Brief - Each line of the material below should be reproduced exactly.

Dataset entries
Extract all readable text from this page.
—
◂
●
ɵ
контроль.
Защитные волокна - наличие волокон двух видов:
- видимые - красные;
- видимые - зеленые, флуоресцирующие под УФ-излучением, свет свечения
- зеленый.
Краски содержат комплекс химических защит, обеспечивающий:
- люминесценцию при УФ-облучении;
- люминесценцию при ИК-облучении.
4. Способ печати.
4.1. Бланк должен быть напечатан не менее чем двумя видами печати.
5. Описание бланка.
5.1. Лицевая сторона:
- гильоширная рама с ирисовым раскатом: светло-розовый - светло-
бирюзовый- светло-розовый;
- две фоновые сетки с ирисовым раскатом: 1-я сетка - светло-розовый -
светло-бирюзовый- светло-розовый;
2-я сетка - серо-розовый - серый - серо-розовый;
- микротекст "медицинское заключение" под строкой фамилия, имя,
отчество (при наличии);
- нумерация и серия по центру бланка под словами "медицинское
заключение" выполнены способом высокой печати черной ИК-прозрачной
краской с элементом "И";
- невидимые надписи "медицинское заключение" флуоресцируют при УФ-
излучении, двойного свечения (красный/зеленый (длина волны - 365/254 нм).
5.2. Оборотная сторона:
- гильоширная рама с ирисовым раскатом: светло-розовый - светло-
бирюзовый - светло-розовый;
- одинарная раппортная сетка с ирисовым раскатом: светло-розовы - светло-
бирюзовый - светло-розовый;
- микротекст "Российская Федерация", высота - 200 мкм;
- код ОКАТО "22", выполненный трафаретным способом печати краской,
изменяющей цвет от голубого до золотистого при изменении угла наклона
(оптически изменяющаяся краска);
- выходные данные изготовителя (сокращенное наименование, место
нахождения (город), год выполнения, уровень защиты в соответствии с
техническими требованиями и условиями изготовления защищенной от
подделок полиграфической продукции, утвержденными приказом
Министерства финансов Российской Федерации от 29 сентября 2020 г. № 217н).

Response for this exercise -
Extract all readable text from this page.
—
◂
●
ɵ
контроль.
Защитные волокна - наличие волокон двух видов:
- видимые - красные;
- видимые - зеленые, флуоресцирующие под УФ-излучением, свет свечения
- зеленый.
Краски содержат комплекс химических защит, обеспечивающий:
- люминесценцию при УФ-облучении;
- люминесценцию при ИК-облучении.
4. Способ печати.
4.1. Бланк должен быть напечатан не менее чем двумя видами печати.
5. Описание бланка.
5.1. Лицевая сторона:
- гильоширная рама с ирисовым раскатом: светло-розовый - светло-
бирюзовый- светло-розовый;
- две фоновые сетки с ирисовым раскатом: 1-я сетка - светло-розовый -
светло-бирюзовый- светло-розовый;
2-я сетка - серо-розовый - серый - серо-розовый;
- микротекст "медицинское заключение" под строкой фамилия, имя,
отчество (при наличии);
- нумерация и серия по центру бланка под словами "медицинское
заключение" выполнены способом высокой печати черной ИК-прозрачной
краской с элементом "И";
- невидимые надписи "медицинское заключение" флуоресцируют при УФ-
излучении, двойного свечения (красный/зеленый (длина волны - 365/254 нм).
5.2. Оборотная сторона:
- гильоширная рама с ирисовым раскатом: светло-розовый - светло-
бирюзовый - светло-розовый;
- одинарная раппортная сетка с ирисовым раскатом: светло-розовы - светло-
бирюзовый - светло-розовый;
- микротекст "Российская Федерация", высота - 200 мкм;
- код ОКАТО "22", выполненный трафаретным способом печати краской,
изменяющей цвет от голубого до золотистого при изменении угла наклона
(оптически изменяющаяся краска);
- выходные данные изготовителя (сокращенное наименование, место
нахождения (город), год выполнения, уровень защиты в соответствии с
техническими требованиями и условиями изготовления защищенной от
подделок полиграфической продукции, утвержденными приказом
Министерства финансов Российской Федерации от 29 сентября 2020 г. № 217н).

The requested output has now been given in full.